## Task item
Find the lines of data that contain the string "rigging", then list them.

## Supplied records
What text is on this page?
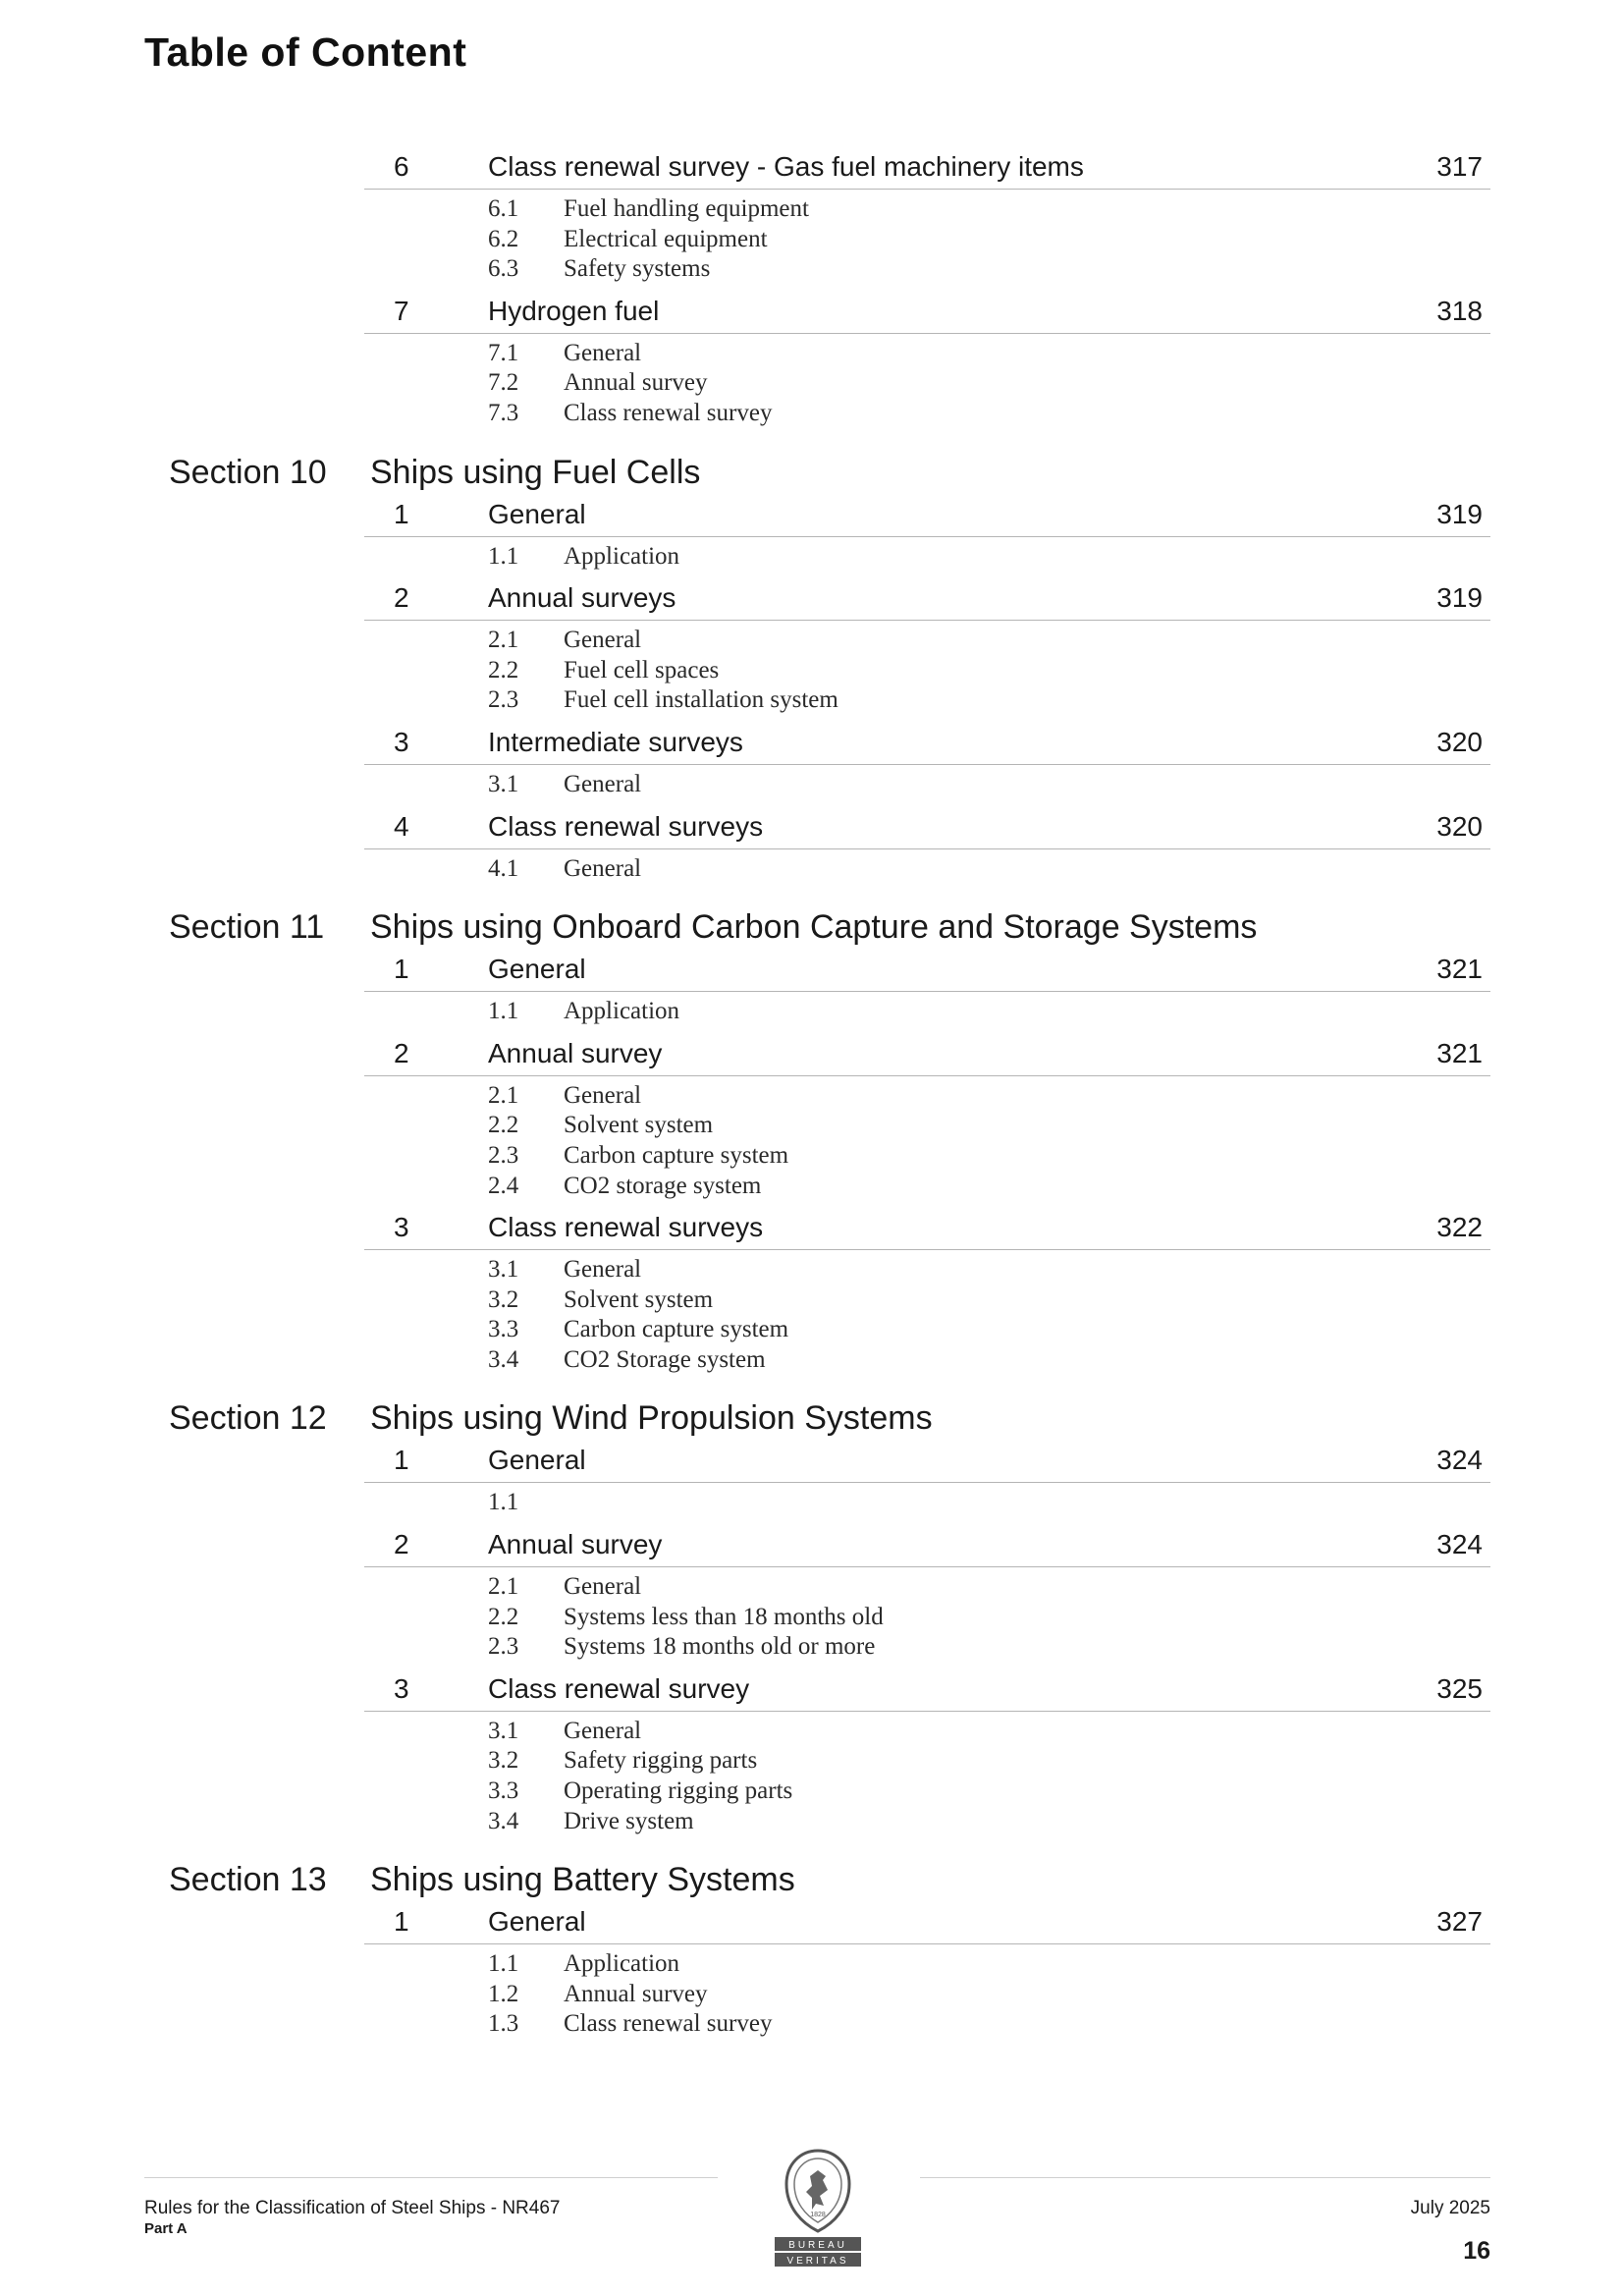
Table of Content
6	Class renewal survey - Gas fuel machinery items	317
6.1 Fuel handling equipment
6.2 Electrical equipment
6.3 Safety systems
7	Hydrogen fuel	318
7.1 General
7.2 Annual survey
7.3 Class renewal survey
Section 10 Ships using Fuel Cells
1	General	319
1.1 Application
2	Annual surveys	319
2.1 General
2.2 Fuel cell spaces
2.3 Fuel cell installation system
3	Intermediate surveys	320
3.1 General
4	Class renewal surveys	320
4.1 General
Section 11 Ships using Onboard Carbon Capture and Storage Systems
1	General	321
1.1 Application
2	Annual survey	321
2.1 General
2.2 Solvent system
2.3 Carbon capture system
2.4 CO2 storage system
3	Class renewal surveys	322
3.1 General
3.2 Solvent system
3.3 Carbon capture system
3.4 CO2 Storage system
Section 12 Ships using Wind Propulsion Systems
1	General	324
1.1
2	Annual survey	324
2.1 General
2.2 Systems less than 18 months old
2.3 Systems 18 months old or more
3	Class renewal survey	325
3.1 General
3.2 Safety rigging parts
3.3 Operating rigging parts
3.4 Drive system
Section 13 Ships using Battery Systems
1	General	327
1.1 Application
1.2 Annual survey
1.3 Class renewal survey
Rules for the Classification of Steel Ships - NR467
Part A
July 2025
16
1828
BUREAU
VERITAS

## Answer to this task
3.2 Safety rigging parts
3.3 Operating rigging parts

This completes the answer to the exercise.